— Begin Record set —

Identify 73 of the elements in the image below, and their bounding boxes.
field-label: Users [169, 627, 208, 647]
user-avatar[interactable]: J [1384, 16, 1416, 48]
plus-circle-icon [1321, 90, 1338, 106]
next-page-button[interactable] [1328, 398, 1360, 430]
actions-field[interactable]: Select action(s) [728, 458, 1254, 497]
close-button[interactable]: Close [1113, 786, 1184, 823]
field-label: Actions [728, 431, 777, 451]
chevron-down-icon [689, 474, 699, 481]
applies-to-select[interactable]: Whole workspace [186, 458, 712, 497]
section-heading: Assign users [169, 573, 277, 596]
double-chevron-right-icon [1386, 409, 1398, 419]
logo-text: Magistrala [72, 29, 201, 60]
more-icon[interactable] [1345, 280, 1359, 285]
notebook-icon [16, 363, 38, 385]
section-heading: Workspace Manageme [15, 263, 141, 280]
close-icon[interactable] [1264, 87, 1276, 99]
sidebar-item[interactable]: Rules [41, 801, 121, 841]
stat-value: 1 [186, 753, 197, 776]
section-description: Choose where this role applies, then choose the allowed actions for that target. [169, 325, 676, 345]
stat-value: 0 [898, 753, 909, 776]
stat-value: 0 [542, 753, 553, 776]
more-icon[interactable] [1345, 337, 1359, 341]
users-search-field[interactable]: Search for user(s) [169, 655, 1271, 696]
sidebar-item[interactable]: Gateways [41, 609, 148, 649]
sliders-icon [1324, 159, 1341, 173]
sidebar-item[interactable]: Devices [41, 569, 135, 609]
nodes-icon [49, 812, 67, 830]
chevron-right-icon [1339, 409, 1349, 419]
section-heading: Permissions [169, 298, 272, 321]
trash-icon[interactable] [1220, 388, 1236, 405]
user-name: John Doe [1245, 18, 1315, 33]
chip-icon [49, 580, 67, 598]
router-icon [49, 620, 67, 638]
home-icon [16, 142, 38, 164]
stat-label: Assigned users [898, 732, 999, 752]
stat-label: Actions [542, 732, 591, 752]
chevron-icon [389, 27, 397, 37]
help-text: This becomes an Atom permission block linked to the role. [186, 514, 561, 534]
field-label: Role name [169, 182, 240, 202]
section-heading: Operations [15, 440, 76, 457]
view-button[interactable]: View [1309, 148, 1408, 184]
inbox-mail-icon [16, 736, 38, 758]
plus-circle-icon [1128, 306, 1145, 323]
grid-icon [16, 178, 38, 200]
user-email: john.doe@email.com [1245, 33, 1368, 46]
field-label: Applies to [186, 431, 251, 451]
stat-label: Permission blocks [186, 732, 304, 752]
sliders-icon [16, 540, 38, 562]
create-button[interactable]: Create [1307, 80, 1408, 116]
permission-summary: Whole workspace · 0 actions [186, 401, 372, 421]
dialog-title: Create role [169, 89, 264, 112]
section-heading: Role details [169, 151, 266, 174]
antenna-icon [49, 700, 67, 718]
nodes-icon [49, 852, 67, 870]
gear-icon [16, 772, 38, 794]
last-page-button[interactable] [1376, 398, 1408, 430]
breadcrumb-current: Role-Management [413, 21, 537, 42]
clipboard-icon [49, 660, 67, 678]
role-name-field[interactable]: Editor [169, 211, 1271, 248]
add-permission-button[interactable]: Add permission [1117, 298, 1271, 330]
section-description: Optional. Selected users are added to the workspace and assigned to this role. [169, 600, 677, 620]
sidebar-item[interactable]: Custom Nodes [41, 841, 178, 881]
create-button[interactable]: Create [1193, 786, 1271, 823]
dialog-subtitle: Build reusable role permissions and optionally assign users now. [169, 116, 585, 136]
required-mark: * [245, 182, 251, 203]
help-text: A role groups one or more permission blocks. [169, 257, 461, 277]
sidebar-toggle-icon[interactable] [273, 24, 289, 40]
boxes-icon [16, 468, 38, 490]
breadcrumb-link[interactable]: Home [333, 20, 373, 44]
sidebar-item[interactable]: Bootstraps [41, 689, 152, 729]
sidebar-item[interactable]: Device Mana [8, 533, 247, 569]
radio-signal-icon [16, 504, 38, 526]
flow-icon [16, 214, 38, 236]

— End Record set —

**The request**
Can you copy every line of the records above, character for character, with nothing changed or left out?

**Exercise response**
Identify 73 of the elements in the image below, and their bounding boxes.
field-label: Users [169, 627, 208, 647]
user-avatar[interactable]: J [1384, 16, 1416, 48]
plus-circle-icon [1321, 90, 1338, 106]
next-page-button[interactable] [1328, 398, 1360, 430]
actions-field[interactable]: Select action(s) [728, 458, 1254, 497]
close-button[interactable]: Close [1113, 786, 1184, 823]
field-label: Actions [728, 431, 777, 451]
chevron-down-icon [689, 474, 699, 481]
applies-to-select[interactable]: Whole workspace [186, 458, 712, 497]
section-heading: Assign users [169, 573, 277, 596]
double-chevron-right-icon [1386, 409, 1398, 419]
logo-text: Magistrala [72, 29, 201, 60]
more-icon[interactable] [1345, 280, 1359, 285]
notebook-icon [16, 363, 38, 385]
section-heading: Workspace Manageme [15, 263, 141, 280]
close-icon[interactable] [1264, 87, 1276, 99]
sidebar-item[interactable]: Rules [41, 801, 121, 841]
stat-value: 1 [186, 753, 197, 776]
section-description: Choose where this role applies, then choose the allowed actions for that target. [169, 325, 676, 345]
stat-value: 0 [898, 753, 909, 776]
stat-value: 0 [542, 753, 553, 776]
more-icon[interactable] [1345, 337, 1359, 341]
users-search-field[interactable]: Search for user(s) [169, 655, 1271, 696]
sidebar-item[interactable]: Gateways [41, 609, 148, 649]
sliders-icon [1324, 159, 1341, 173]
sidebar-item[interactable]: Devices [41, 569, 135, 609]
nodes-icon [49, 812, 67, 830]
chevron-right-icon [1339, 409, 1349, 419]
section-heading: Permissions [169, 298, 272, 321]
trash-icon[interactable] [1220, 388, 1236, 405]
user-name: John Doe [1245, 18, 1315, 33]
chip-icon [49, 580, 67, 598]
router-icon [49, 620, 67, 638]
home-icon [16, 142, 38, 164]
stat-label: Assigned users [898, 732, 999, 752]
stat-label: Actions [542, 732, 591, 752]
chevron-icon [389, 27, 397, 37]
help-text: This becomes an Atom permission block linked to the role. [186, 514, 561, 534]
field-label: Role name [169, 182, 240, 202]
section-heading: Operations [15, 440, 76, 457]
view-button[interactable]: View [1309, 148, 1408, 184]
inbox-mail-icon [16, 736, 38, 758]
plus-circle-icon [1128, 306, 1145, 323]
grid-icon [16, 178, 38, 200]
user-email: john.doe@email.com [1245, 33, 1368, 46]
field-label: Applies to [186, 431, 251, 451]
stat-label: Permission blocks [186, 732, 304, 752]
sliders-icon [16, 540, 38, 562]
create-button[interactable]: Create [1307, 80, 1408, 116]
permission-summary: Whole workspace · 0 actions [186, 401, 372, 421]
dialog-title: Create role [169, 89, 264, 112]
section-heading: Role details [169, 151, 266, 174]
antenna-icon [49, 700, 67, 718]
nodes-icon [49, 852, 67, 870]
gear-icon [16, 772, 38, 794]
last-page-button[interactable] [1376, 398, 1408, 430]
breadcrumb-current: Role-Management [413, 21, 537, 42]
clipboard-icon [49, 660, 67, 678]
role-name-field[interactable]: Editor [169, 211, 1271, 248]
add-permission-button[interactable]: Add permission [1117, 298, 1271, 330]
section-description: Optional. Selected users are added to the workspace and assigned to this role. [169, 600, 677, 620]
sidebar-item[interactable]: Custom Nodes [41, 841, 178, 881]
create-button[interactable]: Create [1193, 786, 1271, 823]
dialog-subtitle: Build reusable role permissions and optionally assign users now. [169, 116, 585, 136]
required-mark: * [245, 182, 251, 203]
help-text: A role groups one or more permission blocks. [169, 257, 461, 277]
sidebar-toggle-icon[interactable] [273, 24, 289, 40]
boxes-icon [16, 468, 38, 490]
breadcrumb-link[interactable]: Home [333, 20, 373, 44]
sidebar-item[interactable]: Bootstraps [41, 689, 152, 729]
sidebar-item[interactable]: Device Mana [8, 533, 247, 569]
radio-signal-icon [16, 504, 38, 526]
flow-icon [16, 214, 38, 236]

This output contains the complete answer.